- **MATERIAL PROVIDED**
....................

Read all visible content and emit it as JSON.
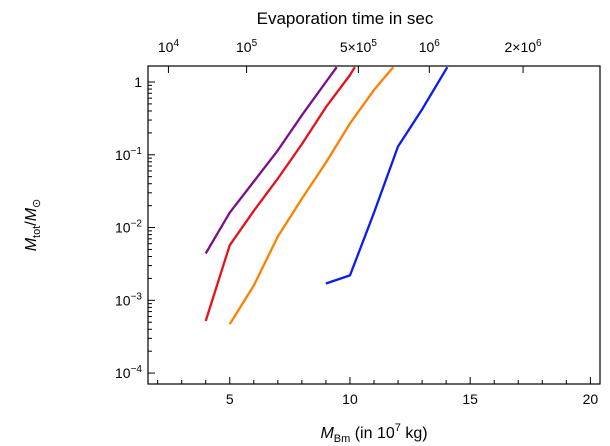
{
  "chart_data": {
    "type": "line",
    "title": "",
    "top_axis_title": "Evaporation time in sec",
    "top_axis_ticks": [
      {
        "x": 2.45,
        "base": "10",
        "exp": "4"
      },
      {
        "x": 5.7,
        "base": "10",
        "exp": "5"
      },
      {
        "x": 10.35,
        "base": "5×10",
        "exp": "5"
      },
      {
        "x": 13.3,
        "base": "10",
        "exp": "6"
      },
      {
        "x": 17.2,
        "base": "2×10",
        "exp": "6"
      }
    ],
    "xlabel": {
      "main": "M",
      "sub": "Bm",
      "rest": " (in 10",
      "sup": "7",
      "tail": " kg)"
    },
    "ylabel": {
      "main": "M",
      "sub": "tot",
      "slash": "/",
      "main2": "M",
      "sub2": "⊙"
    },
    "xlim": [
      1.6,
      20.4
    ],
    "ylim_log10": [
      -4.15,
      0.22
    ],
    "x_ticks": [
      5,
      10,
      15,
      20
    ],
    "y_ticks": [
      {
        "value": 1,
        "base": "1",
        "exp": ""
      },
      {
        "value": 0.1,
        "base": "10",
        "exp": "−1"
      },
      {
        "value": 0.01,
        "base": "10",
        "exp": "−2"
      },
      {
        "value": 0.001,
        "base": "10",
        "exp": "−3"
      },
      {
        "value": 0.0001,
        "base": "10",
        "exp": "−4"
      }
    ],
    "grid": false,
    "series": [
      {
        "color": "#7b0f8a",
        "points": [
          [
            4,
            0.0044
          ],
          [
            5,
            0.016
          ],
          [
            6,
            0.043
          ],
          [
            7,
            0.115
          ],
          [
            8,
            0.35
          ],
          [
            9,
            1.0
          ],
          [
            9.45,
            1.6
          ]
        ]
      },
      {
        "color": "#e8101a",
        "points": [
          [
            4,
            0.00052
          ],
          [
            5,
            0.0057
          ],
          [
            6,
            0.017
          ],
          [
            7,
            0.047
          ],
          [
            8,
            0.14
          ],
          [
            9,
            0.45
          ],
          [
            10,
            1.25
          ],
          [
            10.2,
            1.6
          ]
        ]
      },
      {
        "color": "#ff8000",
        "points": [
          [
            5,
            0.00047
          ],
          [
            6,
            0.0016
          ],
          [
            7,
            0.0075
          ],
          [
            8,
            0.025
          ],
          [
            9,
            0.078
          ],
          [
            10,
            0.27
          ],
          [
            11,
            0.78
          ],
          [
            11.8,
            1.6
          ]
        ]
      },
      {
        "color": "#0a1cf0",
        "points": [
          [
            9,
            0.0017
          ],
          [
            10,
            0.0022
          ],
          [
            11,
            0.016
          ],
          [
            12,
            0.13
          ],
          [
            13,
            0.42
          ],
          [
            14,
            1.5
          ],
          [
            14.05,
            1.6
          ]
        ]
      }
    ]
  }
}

....................

- **GIVEN PROBLEM**
Do not include the images; transcribe the rest of the listing exactly.

- **RESULT**
Read all visible content and emit it as JSON.
{
  "chart_data": {
    "type": "line",
    "title": "",
    "top_axis_title": "Evaporation time in sec",
    "top_axis_ticks": [
      {
        "x": 2.45,
        "base": "10",
        "exp": "4"
      },
      {
        "x": 5.7,
        "base": "10",
        "exp": "5"
      },
      {
        "x": 10.35,
        "base": "5×10",
        "exp": "5"
      },
      {
        "x": 13.3,
        "base": "10",
        "exp": "6"
      },
      {
        "x": 17.2,
        "base": "2×10",
        "exp": "6"
      }
    ],
    "xlabel": {
      "main": "M",
      "sub": "Bm",
      "rest": " (in 10",
      "sup": "7",
      "tail": " kg)"
    },
    "ylabel": {
      "main": "M",
      "sub": "tot",
      "slash": "/",
      "main2": "M",
      "sub2": "⊙"
    },
    "xlim": [
      1.6,
      20.4
    ],
    "ylim_log10": [
      -4.15,
      0.22
    ],
    "x_ticks": [
      5,
      10,
      15,
      20
    ],
    "y_ticks": [
      {
        "value": 1,
        "base": "1",
        "exp": ""
      },
      {
        "value": 0.1,
        "base": "10",
        "exp": "−1"
      },
      {
        "value": 0.01,
        "base": "10",
        "exp": "−2"
      },
      {
        "value": 0.001,
        "base": "10",
        "exp": "−3"
      },
      {
        "value": 0.0001,
        "base": "10",
        "exp": "−4"
      }
    ],
    "grid": false,
    "series": [
      {
        "color": "#7b0f8a",
        "points": [
          [
            4,
            0.0044
          ],
          [
            5,
            0.016
          ],
          [
            6,
            0.043
          ],
          [
            7,
            0.115
          ],
          [
            8,
            0.35
          ],
          [
            9,
            1.0
          ],
          [
            9.45,
            1.6
          ]
        ]
      },
      {
        "color": "#e8101a",
        "points": [
          [
            4,
            0.00052
          ],
          [
            5,
            0.0057
          ],
          [
            6,
            0.017
          ],
          [
            7,
            0.047
          ],
          [
            8,
            0.14
          ],
          [
            9,
            0.45
          ],
          [
            10,
            1.25
          ],
          [
            10.2,
            1.6
          ]
        ]
      },
      {
        "color": "#ff8000",
        "points": [
          [
            5,
            0.00047
          ],
          [
            6,
            0.0016
          ],
          [
            7,
            0.0075
          ],
          [
            8,
            0.025
          ],
          [
            9,
            0.078
          ],
          [
            10,
            0.27
          ],
          [
            11,
            0.78
          ],
          [
            11.8,
            1.6
          ]
        ]
      },
      {
        "color": "#0a1cf0",
        "points": [
          [
            9,
            0.0017
          ],
          [
            10,
            0.0022
          ],
          [
            11,
            0.016
          ],
          [
            12,
            0.13
          ],
          [
            13,
            0.42
          ],
          [
            14,
            1.5
          ],
          [
            14.05,
            1.6
          ]
        ]
      }
    ]
  }
}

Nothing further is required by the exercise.